## Begin INFORMATION SHOWN

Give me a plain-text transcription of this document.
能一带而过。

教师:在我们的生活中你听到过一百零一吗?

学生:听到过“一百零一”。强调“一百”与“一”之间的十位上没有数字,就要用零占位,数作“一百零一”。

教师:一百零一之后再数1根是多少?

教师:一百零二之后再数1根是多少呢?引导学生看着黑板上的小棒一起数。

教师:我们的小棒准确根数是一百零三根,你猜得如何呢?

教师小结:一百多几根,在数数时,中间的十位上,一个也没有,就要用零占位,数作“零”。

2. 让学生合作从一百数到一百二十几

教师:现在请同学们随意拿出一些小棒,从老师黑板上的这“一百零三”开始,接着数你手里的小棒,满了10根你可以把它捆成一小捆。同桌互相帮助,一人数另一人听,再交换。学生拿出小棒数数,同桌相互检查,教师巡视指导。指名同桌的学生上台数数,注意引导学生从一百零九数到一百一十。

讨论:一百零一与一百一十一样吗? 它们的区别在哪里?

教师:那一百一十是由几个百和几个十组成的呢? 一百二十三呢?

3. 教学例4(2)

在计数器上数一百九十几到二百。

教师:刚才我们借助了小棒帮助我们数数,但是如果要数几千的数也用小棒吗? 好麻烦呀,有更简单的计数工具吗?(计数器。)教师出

## End INFORMATION SHOWN

Transcribe each record exactly. Leave nothing out.

Give me a plain-text transcription of this document.
能一带而过。

教师:在我们的生活中你听到过一百零一吗?

学生:听到过“一百零一”。强调“一百”与“一”之间的十位上没有数字,就要用零占位,数作“一百零一”。

教师:一百零一之后再数1根是多少?

教师:一百零二之后再数1根是多少呢?引导学生看着黑板上的小棒一起数。

教师:我们的小棒准确根数是一百零三根,你猜得如何呢?

教师小结:一百多几根,在数数时,中间的十位上,一个也没有,就要用零占位,数作“零”。

2. 让学生合作从一百数到一百二十几

教师:现在请同学们随意拿出一些小棒,从老师黑板上的这“一百零三”开始,接着数你手里的小棒,满了10根你可以把它捆成一小捆。同桌互相帮助,一人数另一人听,再交换。学生拿出小棒数数,同桌相互检查,教师巡视指导。指名同桌的学生上台数数,注意引导学生从一百零九数到一百一十。

讨论:一百零一与一百一十一样吗? 它们的区别在哪里?

教师:那一百一十是由几个百和几个十组成的呢? 一百二十三呢?

3. 教学例4(2)

在计数器上数一百九十几到二百。

教师:刚才我们借助了小棒帮助我们数数,但是如果要数几千的数也用小棒吗? 好麻烦呀,有更简单的计数工具吗?(计数器。)教师出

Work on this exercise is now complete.